_Your goal_
Track down the lines that contain "work" and copy them.
<<<<
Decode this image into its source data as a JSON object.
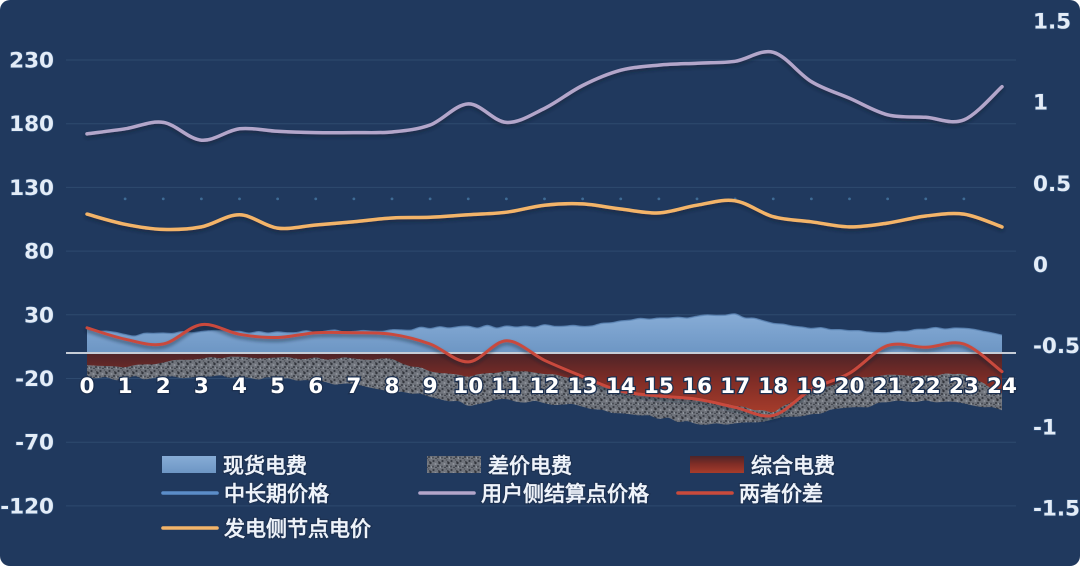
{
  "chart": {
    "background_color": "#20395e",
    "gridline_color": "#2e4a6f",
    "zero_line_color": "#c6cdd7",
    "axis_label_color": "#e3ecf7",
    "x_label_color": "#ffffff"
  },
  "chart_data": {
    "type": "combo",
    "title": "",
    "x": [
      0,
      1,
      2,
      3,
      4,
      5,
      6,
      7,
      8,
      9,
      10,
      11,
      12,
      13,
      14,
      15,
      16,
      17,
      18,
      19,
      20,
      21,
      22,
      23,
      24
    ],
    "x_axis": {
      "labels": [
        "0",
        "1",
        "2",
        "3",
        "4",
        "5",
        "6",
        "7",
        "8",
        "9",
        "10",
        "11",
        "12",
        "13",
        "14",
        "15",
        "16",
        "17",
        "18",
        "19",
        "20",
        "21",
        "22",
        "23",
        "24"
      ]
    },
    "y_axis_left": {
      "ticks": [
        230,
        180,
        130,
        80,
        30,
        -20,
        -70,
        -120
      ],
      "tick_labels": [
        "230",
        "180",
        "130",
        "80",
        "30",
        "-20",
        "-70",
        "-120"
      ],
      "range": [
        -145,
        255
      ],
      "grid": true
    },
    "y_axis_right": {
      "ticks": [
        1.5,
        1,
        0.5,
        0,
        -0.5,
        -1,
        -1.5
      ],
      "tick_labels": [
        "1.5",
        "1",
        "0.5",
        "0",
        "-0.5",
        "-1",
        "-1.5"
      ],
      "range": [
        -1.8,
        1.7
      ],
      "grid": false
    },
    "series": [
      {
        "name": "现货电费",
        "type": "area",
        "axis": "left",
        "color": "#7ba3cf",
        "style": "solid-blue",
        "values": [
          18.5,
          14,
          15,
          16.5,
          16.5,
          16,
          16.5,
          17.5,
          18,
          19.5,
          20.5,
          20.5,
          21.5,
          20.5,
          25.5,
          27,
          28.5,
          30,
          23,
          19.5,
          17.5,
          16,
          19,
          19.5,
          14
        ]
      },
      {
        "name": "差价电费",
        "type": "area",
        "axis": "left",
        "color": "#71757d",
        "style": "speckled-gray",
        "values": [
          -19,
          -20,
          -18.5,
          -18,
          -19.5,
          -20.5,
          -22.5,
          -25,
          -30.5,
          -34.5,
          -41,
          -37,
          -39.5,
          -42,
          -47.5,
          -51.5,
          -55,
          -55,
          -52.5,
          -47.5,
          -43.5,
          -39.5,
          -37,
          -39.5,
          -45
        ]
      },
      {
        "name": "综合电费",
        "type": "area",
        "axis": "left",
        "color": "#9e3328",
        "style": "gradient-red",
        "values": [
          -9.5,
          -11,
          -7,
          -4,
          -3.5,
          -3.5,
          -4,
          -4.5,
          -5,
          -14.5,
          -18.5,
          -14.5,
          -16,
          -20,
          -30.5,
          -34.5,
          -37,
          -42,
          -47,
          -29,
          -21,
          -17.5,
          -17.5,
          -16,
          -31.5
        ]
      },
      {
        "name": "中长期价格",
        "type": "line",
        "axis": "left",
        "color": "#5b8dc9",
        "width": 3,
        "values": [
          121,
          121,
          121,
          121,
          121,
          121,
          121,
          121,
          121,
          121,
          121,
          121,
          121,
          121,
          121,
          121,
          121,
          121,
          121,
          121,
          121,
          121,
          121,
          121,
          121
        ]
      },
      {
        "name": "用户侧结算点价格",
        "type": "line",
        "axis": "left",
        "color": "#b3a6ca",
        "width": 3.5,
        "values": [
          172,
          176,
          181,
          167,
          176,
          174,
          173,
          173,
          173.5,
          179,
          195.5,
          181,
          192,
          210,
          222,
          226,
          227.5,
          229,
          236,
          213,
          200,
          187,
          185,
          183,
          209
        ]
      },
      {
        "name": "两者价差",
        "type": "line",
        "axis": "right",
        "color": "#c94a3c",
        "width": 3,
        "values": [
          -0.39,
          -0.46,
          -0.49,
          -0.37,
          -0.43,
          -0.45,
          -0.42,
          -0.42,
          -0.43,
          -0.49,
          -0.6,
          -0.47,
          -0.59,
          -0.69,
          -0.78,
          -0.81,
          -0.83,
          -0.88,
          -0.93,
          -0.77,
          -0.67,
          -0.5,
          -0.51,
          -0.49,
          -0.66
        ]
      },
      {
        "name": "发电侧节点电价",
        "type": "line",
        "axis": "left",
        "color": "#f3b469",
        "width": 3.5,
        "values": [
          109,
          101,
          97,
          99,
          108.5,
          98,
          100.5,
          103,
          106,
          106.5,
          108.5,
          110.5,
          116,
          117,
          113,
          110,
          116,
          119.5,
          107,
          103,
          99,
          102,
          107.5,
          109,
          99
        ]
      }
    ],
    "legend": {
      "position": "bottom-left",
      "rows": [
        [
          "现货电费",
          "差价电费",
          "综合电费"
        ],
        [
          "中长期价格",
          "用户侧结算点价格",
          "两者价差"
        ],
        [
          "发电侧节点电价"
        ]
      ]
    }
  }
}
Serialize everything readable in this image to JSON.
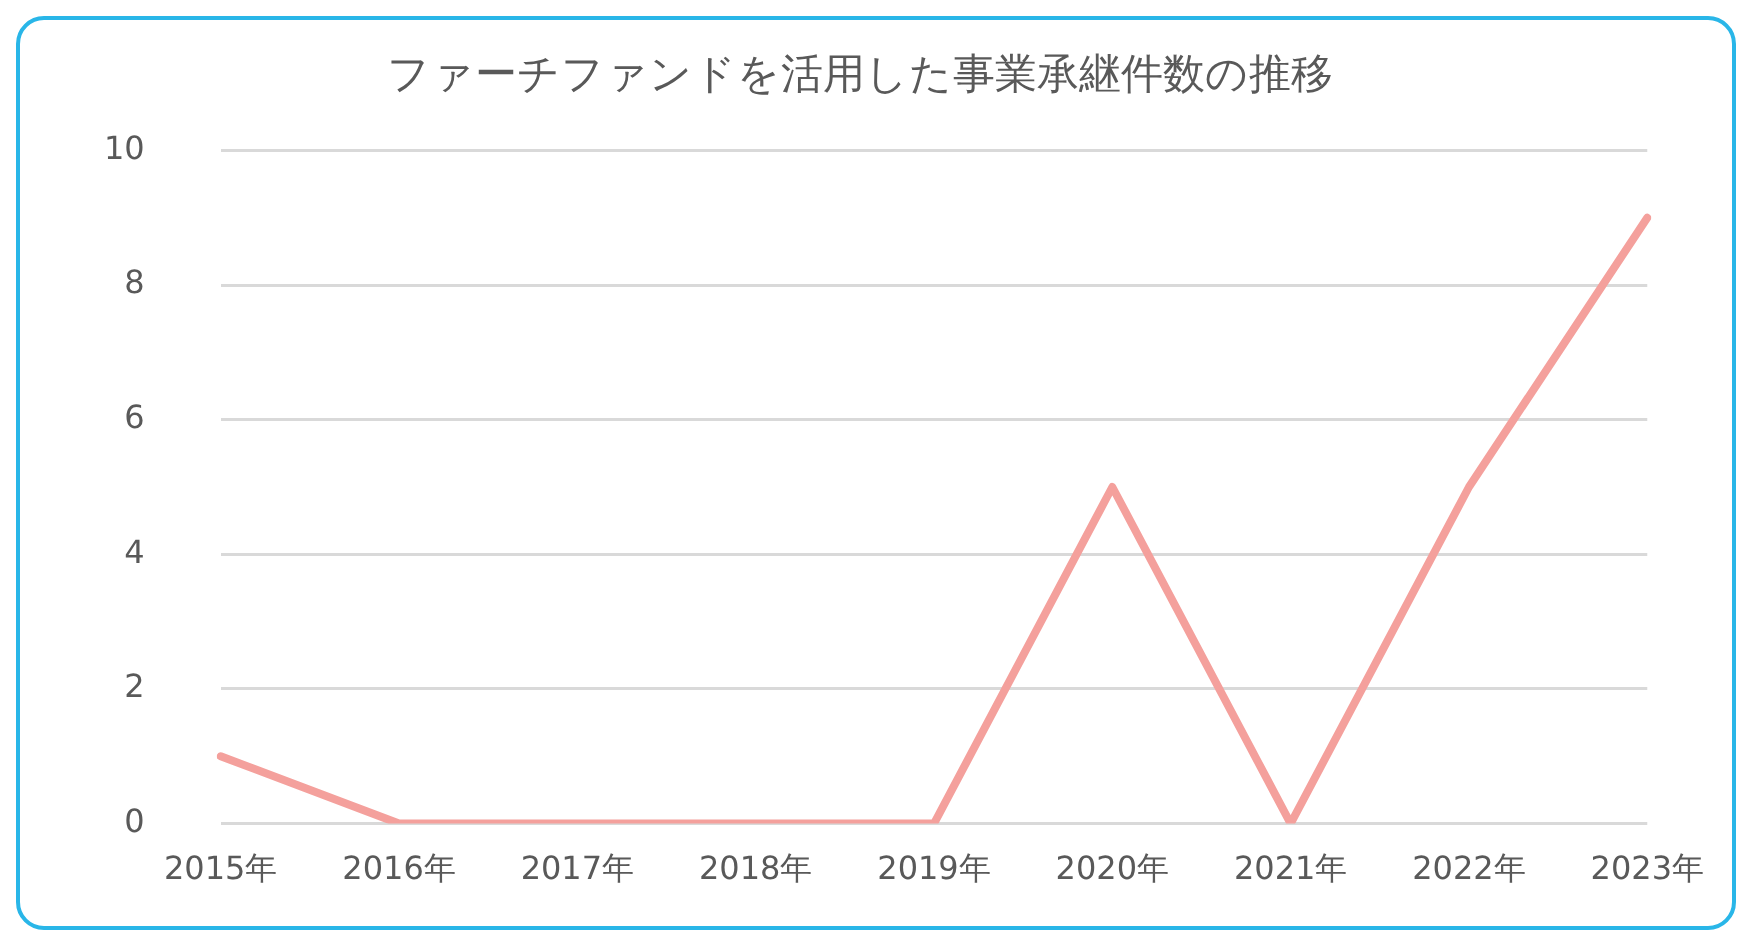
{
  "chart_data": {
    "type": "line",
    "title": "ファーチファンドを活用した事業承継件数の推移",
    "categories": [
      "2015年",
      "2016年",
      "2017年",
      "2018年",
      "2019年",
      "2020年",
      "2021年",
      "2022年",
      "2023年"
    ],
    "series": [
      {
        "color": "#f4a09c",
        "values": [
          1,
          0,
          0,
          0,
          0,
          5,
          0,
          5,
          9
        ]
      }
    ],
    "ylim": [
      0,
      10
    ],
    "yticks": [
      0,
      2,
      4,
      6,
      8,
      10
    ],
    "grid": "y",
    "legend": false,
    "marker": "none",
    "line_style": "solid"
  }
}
>>>>
<<<<
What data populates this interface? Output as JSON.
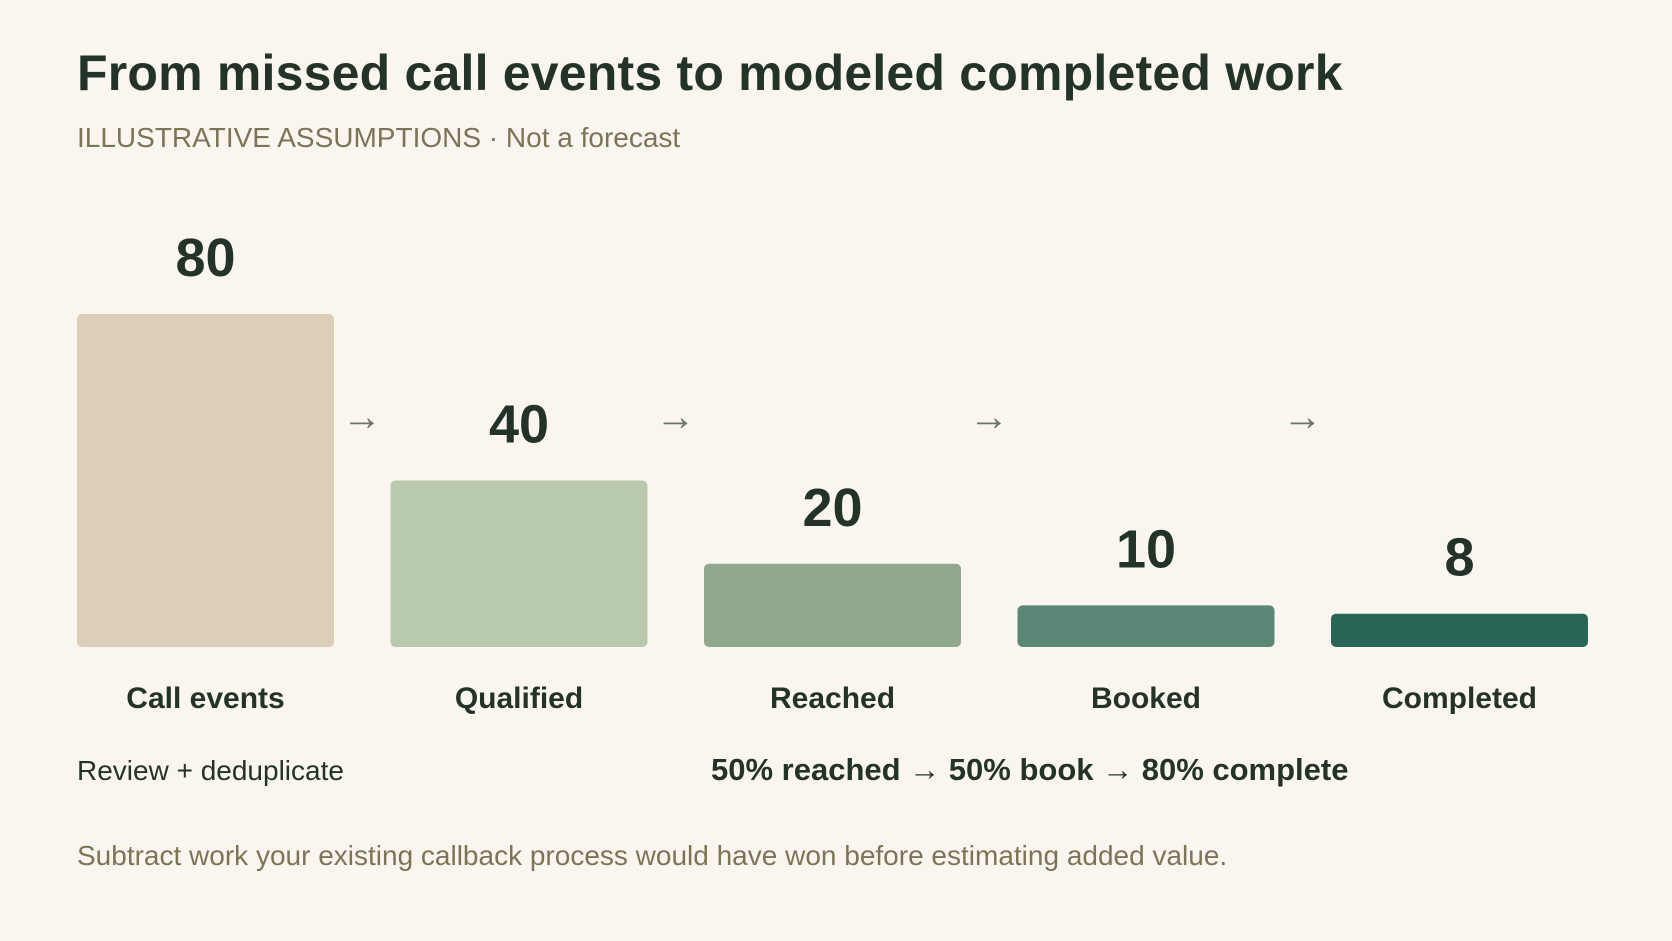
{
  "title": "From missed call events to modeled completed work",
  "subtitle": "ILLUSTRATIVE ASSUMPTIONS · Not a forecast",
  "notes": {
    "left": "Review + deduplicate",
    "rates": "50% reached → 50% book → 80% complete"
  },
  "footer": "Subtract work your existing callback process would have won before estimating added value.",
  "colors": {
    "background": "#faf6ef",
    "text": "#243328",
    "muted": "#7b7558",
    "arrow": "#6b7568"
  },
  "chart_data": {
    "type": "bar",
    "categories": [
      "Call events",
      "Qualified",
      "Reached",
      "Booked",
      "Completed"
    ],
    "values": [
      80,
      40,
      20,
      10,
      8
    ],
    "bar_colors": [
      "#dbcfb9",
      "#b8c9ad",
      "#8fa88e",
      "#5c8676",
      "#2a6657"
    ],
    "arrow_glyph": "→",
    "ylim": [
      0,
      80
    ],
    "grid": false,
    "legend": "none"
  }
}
>>>>
<<<<
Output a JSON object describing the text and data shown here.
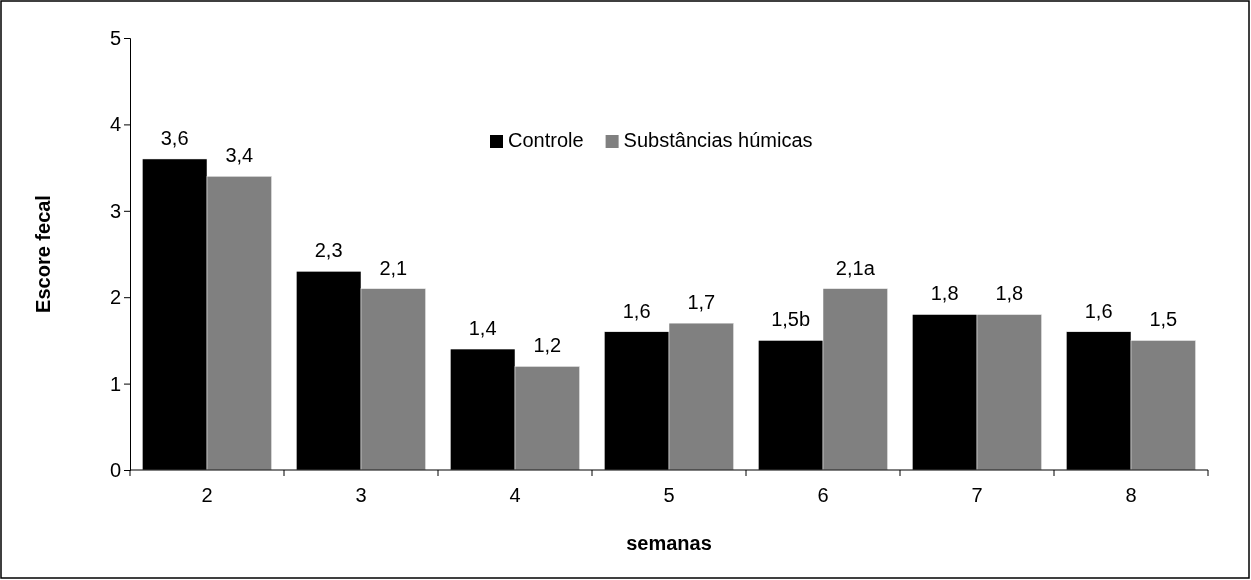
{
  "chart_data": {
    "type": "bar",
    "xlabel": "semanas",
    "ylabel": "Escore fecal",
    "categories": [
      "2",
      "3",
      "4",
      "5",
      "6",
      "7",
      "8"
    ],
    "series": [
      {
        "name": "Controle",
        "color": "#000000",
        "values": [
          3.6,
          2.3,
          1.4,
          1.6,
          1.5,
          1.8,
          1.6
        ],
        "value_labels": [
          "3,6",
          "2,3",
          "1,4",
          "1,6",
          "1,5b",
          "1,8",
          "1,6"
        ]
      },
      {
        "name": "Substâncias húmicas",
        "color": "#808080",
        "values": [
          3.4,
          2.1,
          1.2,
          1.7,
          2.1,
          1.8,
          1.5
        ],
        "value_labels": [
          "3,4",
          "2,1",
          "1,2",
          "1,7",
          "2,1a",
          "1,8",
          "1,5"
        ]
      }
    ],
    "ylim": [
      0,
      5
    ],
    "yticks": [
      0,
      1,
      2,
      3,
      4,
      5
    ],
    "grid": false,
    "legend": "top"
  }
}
>>>>
_Result of this task_
  "title": "From missed call events to modeled completed work",
  "footer": "Subtract work your existing callback process would have won before estimating added value.",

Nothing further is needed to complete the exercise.